───── PROVIDED RECORDS ─────
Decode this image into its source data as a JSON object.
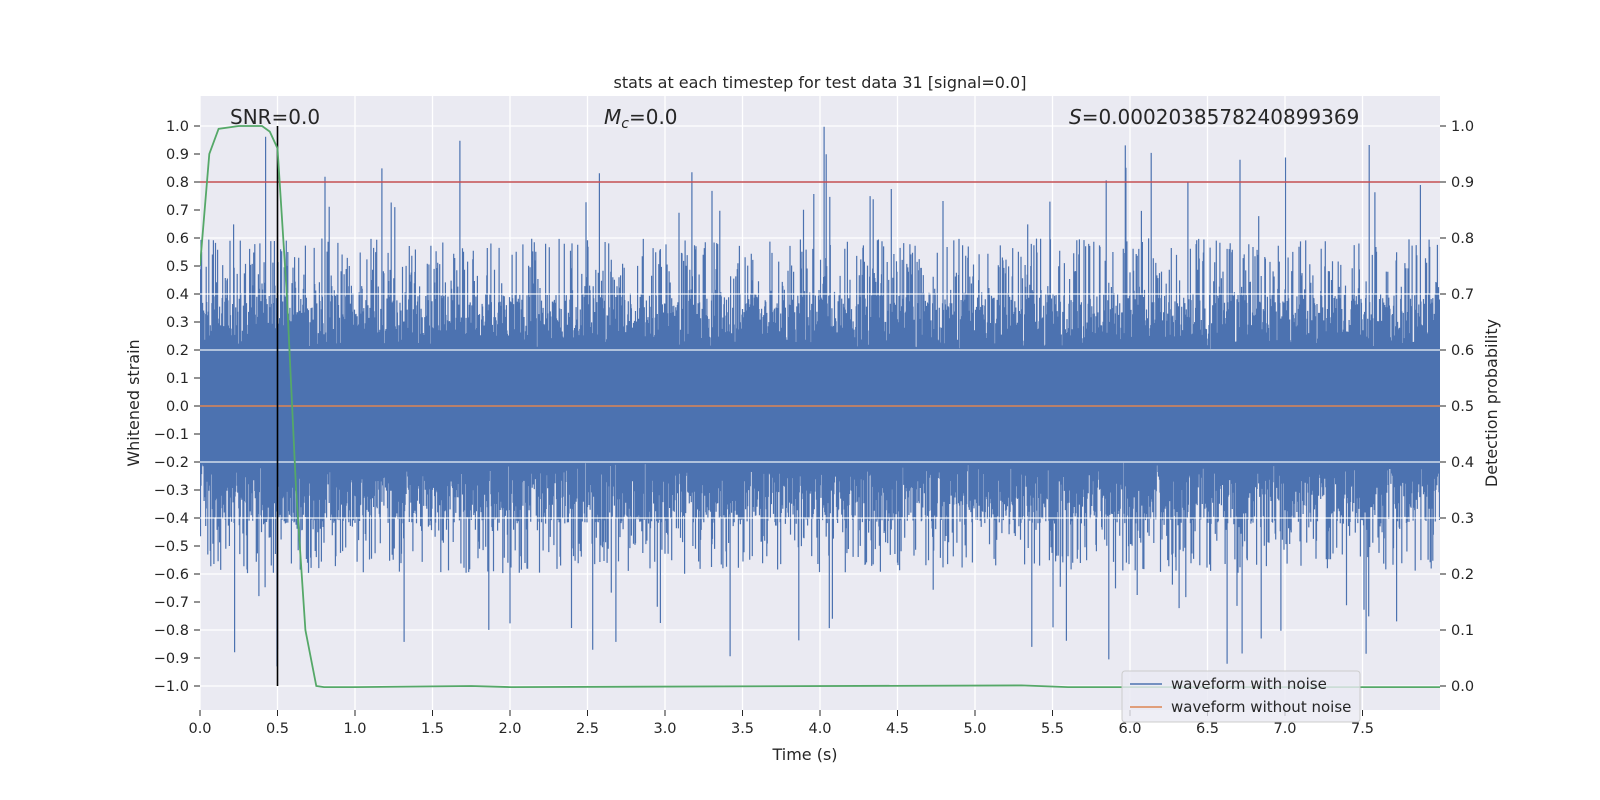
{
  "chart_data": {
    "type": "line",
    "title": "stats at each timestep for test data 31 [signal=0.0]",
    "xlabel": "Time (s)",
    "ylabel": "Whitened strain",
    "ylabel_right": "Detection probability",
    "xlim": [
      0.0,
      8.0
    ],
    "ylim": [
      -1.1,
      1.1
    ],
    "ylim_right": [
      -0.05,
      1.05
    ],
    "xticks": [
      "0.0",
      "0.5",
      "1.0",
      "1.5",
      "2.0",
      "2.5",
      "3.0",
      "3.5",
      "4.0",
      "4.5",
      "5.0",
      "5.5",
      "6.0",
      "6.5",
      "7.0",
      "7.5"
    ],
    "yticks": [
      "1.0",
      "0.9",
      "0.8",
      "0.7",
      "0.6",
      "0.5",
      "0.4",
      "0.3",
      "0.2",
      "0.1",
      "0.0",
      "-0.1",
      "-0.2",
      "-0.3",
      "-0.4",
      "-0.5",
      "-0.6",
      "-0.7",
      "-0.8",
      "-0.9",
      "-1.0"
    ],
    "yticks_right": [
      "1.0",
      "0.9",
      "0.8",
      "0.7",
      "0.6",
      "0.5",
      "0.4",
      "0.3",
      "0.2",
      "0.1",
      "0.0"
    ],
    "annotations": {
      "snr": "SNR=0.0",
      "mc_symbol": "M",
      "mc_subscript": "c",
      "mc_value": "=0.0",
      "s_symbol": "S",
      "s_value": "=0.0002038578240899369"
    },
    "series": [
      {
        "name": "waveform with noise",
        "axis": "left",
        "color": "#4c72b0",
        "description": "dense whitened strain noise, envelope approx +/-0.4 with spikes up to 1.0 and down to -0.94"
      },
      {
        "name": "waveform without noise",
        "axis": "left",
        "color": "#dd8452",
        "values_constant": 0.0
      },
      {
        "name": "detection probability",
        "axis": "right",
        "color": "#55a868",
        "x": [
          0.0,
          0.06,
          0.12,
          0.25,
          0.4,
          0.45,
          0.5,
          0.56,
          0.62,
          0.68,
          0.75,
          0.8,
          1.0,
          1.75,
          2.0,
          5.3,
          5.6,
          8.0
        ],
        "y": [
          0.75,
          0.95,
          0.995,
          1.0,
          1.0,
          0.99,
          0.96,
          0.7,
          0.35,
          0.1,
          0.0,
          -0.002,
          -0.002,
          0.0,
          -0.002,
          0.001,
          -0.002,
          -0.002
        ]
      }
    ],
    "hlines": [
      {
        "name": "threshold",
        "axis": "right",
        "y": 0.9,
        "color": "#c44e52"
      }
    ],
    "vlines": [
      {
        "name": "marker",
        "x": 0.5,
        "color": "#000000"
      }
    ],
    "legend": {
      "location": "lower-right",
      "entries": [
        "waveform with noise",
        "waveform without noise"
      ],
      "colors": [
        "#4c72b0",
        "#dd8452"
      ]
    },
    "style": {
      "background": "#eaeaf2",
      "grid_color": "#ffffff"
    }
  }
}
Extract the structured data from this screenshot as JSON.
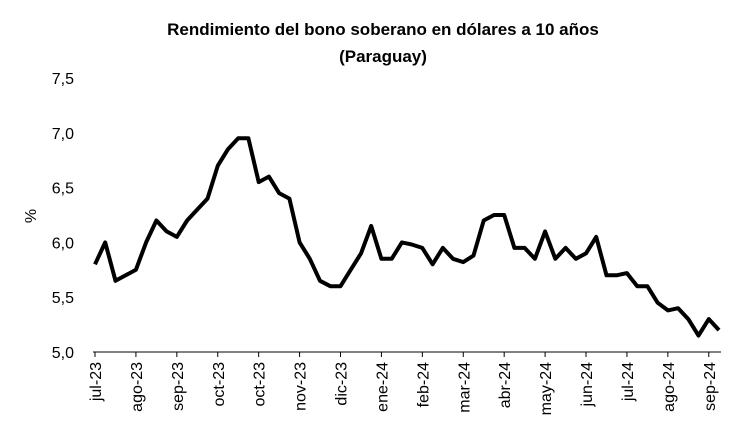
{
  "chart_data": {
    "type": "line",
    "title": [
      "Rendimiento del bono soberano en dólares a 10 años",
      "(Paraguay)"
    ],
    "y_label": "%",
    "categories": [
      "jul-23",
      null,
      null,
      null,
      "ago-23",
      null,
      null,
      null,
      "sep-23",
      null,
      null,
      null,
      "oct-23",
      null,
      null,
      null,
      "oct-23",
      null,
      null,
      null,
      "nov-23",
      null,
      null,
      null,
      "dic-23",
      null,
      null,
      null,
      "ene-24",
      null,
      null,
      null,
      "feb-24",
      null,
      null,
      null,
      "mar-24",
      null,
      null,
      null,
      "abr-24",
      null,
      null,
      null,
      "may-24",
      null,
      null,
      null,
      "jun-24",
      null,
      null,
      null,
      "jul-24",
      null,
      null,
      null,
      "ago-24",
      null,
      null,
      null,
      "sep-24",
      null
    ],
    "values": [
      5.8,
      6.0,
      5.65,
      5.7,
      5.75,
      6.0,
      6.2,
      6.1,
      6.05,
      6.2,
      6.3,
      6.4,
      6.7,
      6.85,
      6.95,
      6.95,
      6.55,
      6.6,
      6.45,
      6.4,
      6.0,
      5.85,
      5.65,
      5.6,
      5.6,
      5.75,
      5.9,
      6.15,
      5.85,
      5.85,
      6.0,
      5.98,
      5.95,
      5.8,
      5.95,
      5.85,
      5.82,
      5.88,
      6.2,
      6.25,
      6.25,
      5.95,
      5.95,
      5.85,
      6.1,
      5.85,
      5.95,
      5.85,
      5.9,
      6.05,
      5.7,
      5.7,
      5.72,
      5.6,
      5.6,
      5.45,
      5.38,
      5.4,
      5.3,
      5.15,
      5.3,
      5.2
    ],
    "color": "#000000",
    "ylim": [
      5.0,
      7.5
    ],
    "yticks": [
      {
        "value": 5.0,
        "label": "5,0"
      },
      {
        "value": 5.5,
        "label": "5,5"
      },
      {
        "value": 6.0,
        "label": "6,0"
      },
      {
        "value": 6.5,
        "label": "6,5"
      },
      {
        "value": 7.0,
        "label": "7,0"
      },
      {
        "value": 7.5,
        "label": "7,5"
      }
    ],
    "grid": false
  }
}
─────
** PROBLEM DESCRIPTION **
Restate the records above in full, word for word. Keep pictures out.

** EXERCISE OUTPUT **
Decode this image into its source data as a JSON object.
{
  "chart_data": {
    "type": "line",
    "title": "stats at each timestep for test data 31 [signal=0.0]",
    "xlabel": "Time (s)",
    "ylabel": "Whitened strain",
    "ylabel_right": "Detection probability",
    "xlim": [
      0.0,
      8.0
    ],
    "ylim": [
      -1.1,
      1.1
    ],
    "ylim_right": [
      -0.05,
      1.05
    ],
    "xticks": [
      "0.0",
      "0.5",
      "1.0",
      "1.5",
      "2.0",
      "2.5",
      "3.0",
      "3.5",
      "4.0",
      "4.5",
      "5.0",
      "5.5",
      "6.0",
      "6.5",
      "7.0",
      "7.5"
    ],
    "yticks": [
      "1.0",
      "0.9",
      "0.8",
      "0.7",
      "0.6",
      "0.5",
      "0.4",
      "0.3",
      "0.2",
      "0.1",
      "0.0",
      "-0.1",
      "-0.2",
      "-0.3",
      "-0.4",
      "-0.5",
      "-0.6",
      "-0.7",
      "-0.8",
      "-0.9",
      "-1.0"
    ],
    "yticks_right": [
      "1.0",
      "0.9",
      "0.8",
      "0.7",
      "0.6",
      "0.5",
      "0.4",
      "0.3",
      "0.2",
      "0.1",
      "0.0"
    ],
    "annotations": {
      "snr": "SNR=0.0",
      "mc_symbol": "M",
      "mc_subscript": "c",
      "mc_value": "=0.0",
      "s_symbol": "S",
      "s_value": "=0.0002038578240899369"
    },
    "series": [
      {
        "name": "waveform with noise",
        "axis": "left",
        "color": "#4c72b0",
        "description": "dense whitened strain noise, envelope approx +/-0.4 with spikes up to 1.0 and down to -0.94"
      },
      {
        "name": "waveform without noise",
        "axis": "left",
        "color": "#dd8452",
        "values_constant": 0.0
      },
      {
        "name": "detection probability",
        "axis": "right",
        "color": "#55a868",
        "x": [
          0.0,
          0.06,
          0.12,
          0.25,
          0.4,
          0.45,
          0.5,
          0.56,
          0.62,
          0.68,
          0.75,
          0.8,
          1.0,
          1.75,
          2.0,
          5.3,
          5.6,
          8.0
        ],
        "y": [
          0.75,
          0.95,
          0.995,
          1.0,
          1.0,
          0.99,
          0.96,
          0.7,
          0.35,
          0.1,
          0.0,
          -0.002,
          -0.002,
          0.0,
          -0.002,
          0.001,
          -0.002,
          -0.002
        ]
      }
    ],
    "hlines": [
      {
        "name": "threshold",
        "axis": "right",
        "y": 0.9,
        "color": "#c44e52"
      }
    ],
    "vlines": [
      {
        "name": "marker",
        "x": 0.5,
        "color": "#000000"
      }
    ],
    "legend": {
      "location": "lower-right",
      "entries": [
        "waveform with noise",
        "waveform without noise"
      ],
      "colors": [
        "#4c72b0",
        "#dd8452"
      ]
    },
    "style": {
      "background": "#eaeaf2",
      "grid_color": "#ffffff"
    }
  }
}
Extract the structured data from this screenshot as JSON.
{
  "chart_data": {
    "type": "line",
    "title": [
      "Rendimiento del bono soberano en dólares a 10 años",
      "(Paraguay)"
    ],
    "y_label": "%",
    "categories": [
      "jul-23",
      null,
      null,
      null,
      "ago-23",
      null,
      null,
      null,
      "sep-23",
      null,
      null,
      null,
      "oct-23",
      null,
      null,
      null,
      "oct-23",
      null,
      null,
      null,
      "nov-23",
      null,
      null,
      null,
      "dic-23",
      null,
      null,
      null,
      "ene-24",
      null,
      null,
      null,
      "feb-24",
      null,
      null,
      null,
      "mar-24",
      null,
      null,
      null,
      "abr-24",
      null,
      null,
      null,
      "may-24",
      null,
      null,
      null,
      "jun-24",
      null,
      null,
      null,
      "jul-24",
      null,
      null,
      null,
      "ago-24",
      null,
      null,
      null,
      "sep-24",
      null
    ],
    "values": [
      5.8,
      6.0,
      5.65,
      5.7,
      5.75,
      6.0,
      6.2,
      6.1,
      6.05,
      6.2,
      6.3,
      6.4,
      6.7,
      6.85,
      6.95,
      6.95,
      6.55,
      6.6,
      6.45,
      6.4,
      6.0,
      5.85,
      5.65,
      5.6,
      5.6,
      5.75,
      5.9,
      6.15,
      5.85,
      5.85,
      6.0,
      5.98,
      5.95,
      5.8,
      5.95,
      5.85,
      5.82,
      5.88,
      6.2,
      6.25,
      6.25,
      5.95,
      5.95,
      5.85,
      6.1,
      5.85,
      5.95,
      5.85,
      5.9,
      6.05,
      5.7,
      5.7,
      5.72,
      5.6,
      5.6,
      5.45,
      5.38,
      5.4,
      5.3,
      5.15,
      5.3,
      5.2
    ],
    "color": "#000000",
    "ylim": [
      5.0,
      7.5
    ],
    "yticks": [
      {
        "value": 5.0,
        "label": "5,0"
      },
      {
        "value": 5.5,
        "label": "5,5"
      },
      {
        "value": 6.0,
        "label": "6,0"
      },
      {
        "value": 6.5,
        "label": "6,5"
      },
      {
        "value": 7.0,
        "label": "7,0"
      },
      {
        "value": 7.5,
        "label": "7,5"
      }
    ],
    "grid": false
  }
}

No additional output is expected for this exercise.